Task instructions: In full and without alteration, give the listing again.

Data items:
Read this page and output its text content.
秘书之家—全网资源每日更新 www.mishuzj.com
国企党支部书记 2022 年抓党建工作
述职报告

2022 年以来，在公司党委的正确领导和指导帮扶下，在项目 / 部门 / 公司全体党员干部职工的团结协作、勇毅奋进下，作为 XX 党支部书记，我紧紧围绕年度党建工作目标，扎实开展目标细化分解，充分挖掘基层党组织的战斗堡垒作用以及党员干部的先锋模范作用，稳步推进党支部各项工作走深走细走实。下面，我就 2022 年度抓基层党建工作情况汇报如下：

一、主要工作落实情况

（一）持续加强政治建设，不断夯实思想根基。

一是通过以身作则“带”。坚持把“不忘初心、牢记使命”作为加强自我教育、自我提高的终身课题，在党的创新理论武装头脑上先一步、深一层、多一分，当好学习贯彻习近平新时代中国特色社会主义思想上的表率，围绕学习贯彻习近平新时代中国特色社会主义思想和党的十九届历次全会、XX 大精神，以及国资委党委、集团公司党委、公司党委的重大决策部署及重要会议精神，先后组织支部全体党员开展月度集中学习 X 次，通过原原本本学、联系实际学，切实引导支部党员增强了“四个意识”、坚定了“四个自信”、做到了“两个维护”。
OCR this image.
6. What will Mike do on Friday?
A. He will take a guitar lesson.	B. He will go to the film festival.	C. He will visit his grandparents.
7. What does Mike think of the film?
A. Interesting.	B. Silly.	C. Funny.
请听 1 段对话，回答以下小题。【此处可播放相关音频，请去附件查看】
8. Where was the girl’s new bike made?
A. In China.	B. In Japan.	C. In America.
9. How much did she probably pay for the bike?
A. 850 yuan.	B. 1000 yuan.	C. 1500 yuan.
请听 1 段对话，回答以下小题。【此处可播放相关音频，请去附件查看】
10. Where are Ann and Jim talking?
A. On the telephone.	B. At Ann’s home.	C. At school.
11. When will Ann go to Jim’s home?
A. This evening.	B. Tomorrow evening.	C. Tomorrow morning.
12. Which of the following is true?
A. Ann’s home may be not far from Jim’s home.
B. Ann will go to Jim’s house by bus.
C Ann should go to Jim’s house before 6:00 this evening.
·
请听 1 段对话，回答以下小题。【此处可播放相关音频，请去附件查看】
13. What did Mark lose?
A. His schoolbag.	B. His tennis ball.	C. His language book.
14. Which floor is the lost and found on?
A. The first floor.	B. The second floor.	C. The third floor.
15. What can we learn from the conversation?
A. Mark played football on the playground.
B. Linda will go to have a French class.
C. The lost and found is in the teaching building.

Answer to the task:
Read this page and output its text content.
秘书之家—全网资源每日更新 www.mishuzj.com
国企党支部书记 2022 年抓党建工作
述职报告

2022 年以来，在公司党委的正确领导和指导帮扶下，在项目 / 部门 / 公司全体党员干部职工的团结协作、勇毅奋进下，作为 XX 党支部书记，我紧紧围绕年度党建工作目标，扎实开展目标细化分解，充分挖掘基层党组织的战斗堡垒作用以及党员干部的先锋模范作用，稳步推进党支部各项工作走深走细走实。下面，我就 2022 年度抓基层党建工作情况汇报如下：

一、主要工作落实情况

（一）持续加强政治建设，不断夯实思想根基。

一是通过以身作则“带”。坚持把“不忘初心、牢记使命”作为加强自我教育、自我提高的终身课题，在党的创新理论武装头脑上先一步、深一层、多一分，当好学习贯彻习近平新时代中国特色社会主义思想上的表率，围绕学习贯彻习近平新时代中国特色社会主义思想和党的十九届历次全会、XX 大精神，以及国资委党委、集团公司党委、公司党委的重大决策部署及重要会议精神，先后组织支部全体党员开展月度集中学习 X 次，通过原原本本学、联系实际学，切实引导支部党员增强了“四个意识”、坚定了“四个自信”、做到了“两个维护”。
OCR this image.
6. What will Mike do on Friday?
A. He will take a guitar lesson.	B. He will go to the film festival.	C. He will visit his grandparents.
7. What does Mike think of the film?
A. Interesting.	B. Silly.	C. Funny.
请听 1 段对话，回答以下小题。【此处可播放相关音频，请去附件查看】
8. Where was the girl’s new bike made?
A. In China.	B. In Japan.	C. In America.
9. How much did she probably pay for the bike?
A. 850 yuan.	B. 1000 yuan.	C. 1500 yuan.
请听 1 段对话，回答以下小题。【此处可播放相关音频，请去附件查看】
10. Where are Ann and Jim talking?
A. On the telephone.	B. At Ann’s home.	C. At school.
11. When will Ann go to Jim’s home?
A. This evening.	B. Tomorrow evening.	C. Tomorrow morning.
12. Which of the following is true?
A. Ann’s home may be not far from Jim’s home.
B. Ann will go to Jim’s house by bus.
C Ann should go to Jim’s house before 6:00 this evening.
·
请听 1 段对话，回答以下小题。【此处可播放相关音频，请去附件查看】
13. What did Mark lose?
A. His schoolbag.	B. His tennis ball.	C. His language book.
14. Which floor is the lost and found on?
A. The first floor.	B. The second floor.	C. The third floor.
15. What can we learn from the conversation?
A. Mark played football on the playground.
B. Linda will go to have a French class.
C. The lost and found is in the teaching building.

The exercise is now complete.